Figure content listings

..........

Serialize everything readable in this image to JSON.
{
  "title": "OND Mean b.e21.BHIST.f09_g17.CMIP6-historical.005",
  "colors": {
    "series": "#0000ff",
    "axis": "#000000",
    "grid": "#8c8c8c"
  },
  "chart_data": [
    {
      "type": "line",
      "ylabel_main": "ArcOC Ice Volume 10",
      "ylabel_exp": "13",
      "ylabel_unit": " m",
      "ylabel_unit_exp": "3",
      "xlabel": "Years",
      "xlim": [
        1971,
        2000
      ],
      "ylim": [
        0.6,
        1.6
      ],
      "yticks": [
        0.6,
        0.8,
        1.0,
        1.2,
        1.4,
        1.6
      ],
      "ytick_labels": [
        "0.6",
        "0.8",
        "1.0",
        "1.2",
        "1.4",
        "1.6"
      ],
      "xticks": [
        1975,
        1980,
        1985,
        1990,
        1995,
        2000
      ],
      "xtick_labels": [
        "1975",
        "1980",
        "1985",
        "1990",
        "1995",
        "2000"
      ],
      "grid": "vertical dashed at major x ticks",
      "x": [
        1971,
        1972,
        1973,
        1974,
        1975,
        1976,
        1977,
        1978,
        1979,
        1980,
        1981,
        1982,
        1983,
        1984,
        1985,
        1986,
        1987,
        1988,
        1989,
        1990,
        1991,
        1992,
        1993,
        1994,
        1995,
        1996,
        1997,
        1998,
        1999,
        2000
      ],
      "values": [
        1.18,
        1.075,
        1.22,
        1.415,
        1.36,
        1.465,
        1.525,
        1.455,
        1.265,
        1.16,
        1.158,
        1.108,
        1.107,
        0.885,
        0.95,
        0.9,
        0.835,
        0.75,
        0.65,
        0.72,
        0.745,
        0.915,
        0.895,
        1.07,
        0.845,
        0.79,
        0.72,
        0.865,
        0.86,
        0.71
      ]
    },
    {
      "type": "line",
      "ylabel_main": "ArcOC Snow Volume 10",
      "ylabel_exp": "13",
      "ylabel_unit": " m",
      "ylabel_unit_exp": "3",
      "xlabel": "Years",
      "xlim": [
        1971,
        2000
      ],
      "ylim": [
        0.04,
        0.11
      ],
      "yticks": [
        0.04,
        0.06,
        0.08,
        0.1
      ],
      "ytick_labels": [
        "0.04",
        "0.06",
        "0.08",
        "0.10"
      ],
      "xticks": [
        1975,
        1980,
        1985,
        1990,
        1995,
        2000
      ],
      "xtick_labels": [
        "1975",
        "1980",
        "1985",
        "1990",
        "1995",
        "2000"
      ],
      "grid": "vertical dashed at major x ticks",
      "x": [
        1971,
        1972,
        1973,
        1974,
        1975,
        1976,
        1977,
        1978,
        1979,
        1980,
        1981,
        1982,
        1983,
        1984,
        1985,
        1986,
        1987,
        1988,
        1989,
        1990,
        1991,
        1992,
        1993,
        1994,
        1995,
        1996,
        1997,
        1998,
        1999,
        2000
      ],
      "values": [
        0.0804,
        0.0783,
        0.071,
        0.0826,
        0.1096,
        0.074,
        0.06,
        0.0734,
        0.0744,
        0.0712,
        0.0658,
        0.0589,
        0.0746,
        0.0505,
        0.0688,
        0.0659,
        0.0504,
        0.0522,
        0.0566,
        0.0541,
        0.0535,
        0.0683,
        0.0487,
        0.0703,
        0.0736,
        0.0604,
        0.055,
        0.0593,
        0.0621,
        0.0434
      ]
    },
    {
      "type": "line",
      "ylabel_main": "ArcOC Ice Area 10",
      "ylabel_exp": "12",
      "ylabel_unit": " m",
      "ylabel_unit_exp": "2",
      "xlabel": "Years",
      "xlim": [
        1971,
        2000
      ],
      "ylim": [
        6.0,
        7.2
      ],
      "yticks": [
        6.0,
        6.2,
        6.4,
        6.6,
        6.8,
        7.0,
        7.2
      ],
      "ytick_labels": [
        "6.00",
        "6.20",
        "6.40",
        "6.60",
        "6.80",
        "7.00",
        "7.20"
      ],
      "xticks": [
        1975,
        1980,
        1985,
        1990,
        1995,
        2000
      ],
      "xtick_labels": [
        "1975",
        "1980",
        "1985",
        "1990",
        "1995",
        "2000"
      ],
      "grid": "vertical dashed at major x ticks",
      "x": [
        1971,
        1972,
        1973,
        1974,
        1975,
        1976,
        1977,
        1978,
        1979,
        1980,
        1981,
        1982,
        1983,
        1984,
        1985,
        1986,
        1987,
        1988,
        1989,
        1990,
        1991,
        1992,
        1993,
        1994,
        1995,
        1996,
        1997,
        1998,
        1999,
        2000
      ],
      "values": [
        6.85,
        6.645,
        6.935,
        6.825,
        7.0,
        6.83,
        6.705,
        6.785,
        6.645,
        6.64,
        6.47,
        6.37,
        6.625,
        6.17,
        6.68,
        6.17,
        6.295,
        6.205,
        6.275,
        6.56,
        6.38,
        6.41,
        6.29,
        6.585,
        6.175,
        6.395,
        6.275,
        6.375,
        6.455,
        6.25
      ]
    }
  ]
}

..........

* **Directions**: Make an exact copy of every line in the data.

* **Answer to the exercise**:
Serialize everything readable in this image to JSON.
{
  "title": "OND Mean b.e21.BHIST.f09_g17.CMIP6-historical.005",
  "colors": {
    "series": "#0000ff",
    "axis": "#000000",
    "grid": "#8c8c8c"
  },
  "chart_data": [
    {
      "type": "line",
      "ylabel_main": "ArcOC Ice Volume 10",
      "ylabel_exp": "13",
      "ylabel_unit": " m",
      "ylabel_unit_exp": "3",
      "xlabel": "Years",
      "xlim": [
        1971,
        2000
      ],
      "ylim": [
        0.6,
        1.6
      ],
      "yticks": [
        0.6,
        0.8,
        1.0,
        1.2,
        1.4,
        1.6
      ],
      "ytick_labels": [
        "0.6",
        "0.8",
        "1.0",
        "1.2",
        "1.4",
        "1.6"
      ],
      "xticks": [
        1975,
        1980,
        1985,
        1990,
        1995,
        2000
      ],
      "xtick_labels": [
        "1975",
        "1980",
        "1985",
        "1990",
        "1995",
        "2000"
      ],
      "grid": "vertical dashed at major x ticks",
      "x": [
        1971,
        1972,
        1973,
        1974,
        1975,
        1976,
        1977,
        1978,
        1979,
        1980,
        1981,
        1982,
        1983,
        1984,
        1985,
        1986,
        1987,
        1988,
        1989,
        1990,
        1991,
        1992,
        1993,
        1994,
        1995,
        1996,
        1997,
        1998,
        1999,
        2000
      ],
      "values": [
        1.18,
        1.075,
        1.22,
        1.415,
        1.36,
        1.465,
        1.525,
        1.455,
        1.265,
        1.16,
        1.158,
        1.108,
        1.107,
        0.885,
        0.95,
        0.9,
        0.835,
        0.75,
        0.65,
        0.72,
        0.745,
        0.915,
        0.895,
        1.07,
        0.845,
        0.79,
        0.72,
        0.865,
        0.86,
        0.71
      ]
    },
    {
      "type": "line",
      "ylabel_main": "ArcOC Snow Volume 10",
      "ylabel_exp": "13",
      "ylabel_unit": " m",
      "ylabel_unit_exp": "3",
      "xlabel": "Years",
      "xlim": [
        1971,
        2000
      ],
      "ylim": [
        0.04,
        0.11
      ],
      "yticks": [
        0.04,
        0.06,
        0.08,
        0.1
      ],
      "ytick_labels": [
        "0.04",
        "0.06",
        "0.08",
        "0.10"
      ],
      "xticks": [
        1975,
        1980,
        1985,
        1990,
        1995,
        2000
      ],
      "xtick_labels": [
        "1975",
        "1980",
        "1985",
        "1990",
        "1995",
        "2000"
      ],
      "grid": "vertical dashed at major x ticks",
      "x": [
        1971,
        1972,
        1973,
        1974,
        1975,
        1976,
        1977,
        1978,
        1979,
        1980,
        1981,
        1982,
        1983,
        1984,
        1985,
        1986,
        1987,
        1988,
        1989,
        1990,
        1991,
        1992,
        1993,
        1994,
        1995,
        1996,
        1997,
        1998,
        1999,
        2000
      ],
      "values": [
        0.0804,
        0.0783,
        0.071,
        0.0826,
        0.1096,
        0.074,
        0.06,
        0.0734,
        0.0744,
        0.0712,
        0.0658,
        0.0589,
        0.0746,
        0.0505,
        0.0688,
        0.0659,
        0.0504,
        0.0522,
        0.0566,
        0.0541,
        0.0535,
        0.0683,
        0.0487,
        0.0703,
        0.0736,
        0.0604,
        0.055,
        0.0593,
        0.0621,
        0.0434
      ]
    },
    {
      "type": "line",
      "ylabel_main": "ArcOC Ice Area 10",
      "ylabel_exp": "12",
      "ylabel_unit": " m",
      "ylabel_unit_exp": "2",
      "xlabel": "Years",
      "xlim": [
        1971,
        2000
      ],
      "ylim": [
        6.0,
        7.2
      ],
      "yticks": [
        6.0,
        6.2,
        6.4,
        6.6,
        6.8,
        7.0,
        7.2
      ],
      "ytick_labels": [
        "6.00",
        "6.20",
        "6.40",
        "6.60",
        "6.80",
        "7.00",
        "7.20"
      ],
      "xticks": [
        1975,
        1980,
        1985,
        1990,
        1995,
        2000
      ],
      "xtick_labels": [
        "1975",
        "1980",
        "1985",
        "1990",
        "1995",
        "2000"
      ],
      "grid": "vertical dashed at major x ticks",
      "x": [
        1971,
        1972,
        1973,
        1974,
        1975,
        1976,
        1977,
        1978,
        1979,
        1980,
        1981,
        1982,
        1983,
        1984,
        1985,
        1986,
        1987,
        1988,
        1989,
        1990,
        1991,
        1992,
        1993,
        1994,
        1995,
        1996,
        1997,
        1998,
        1999,
        2000
      ],
      "values": [
        6.85,
        6.645,
        6.935,
        6.825,
        7.0,
        6.83,
        6.705,
        6.785,
        6.645,
        6.64,
        6.47,
        6.37,
        6.625,
        6.17,
        6.68,
        6.17,
        6.295,
        6.205,
        6.275,
        6.56,
        6.38,
        6.41,
        6.29,
        6.585,
        6.175,
        6.395,
        6.275,
        6.375,
        6.455,
        6.25
      ]
    }
  ]
}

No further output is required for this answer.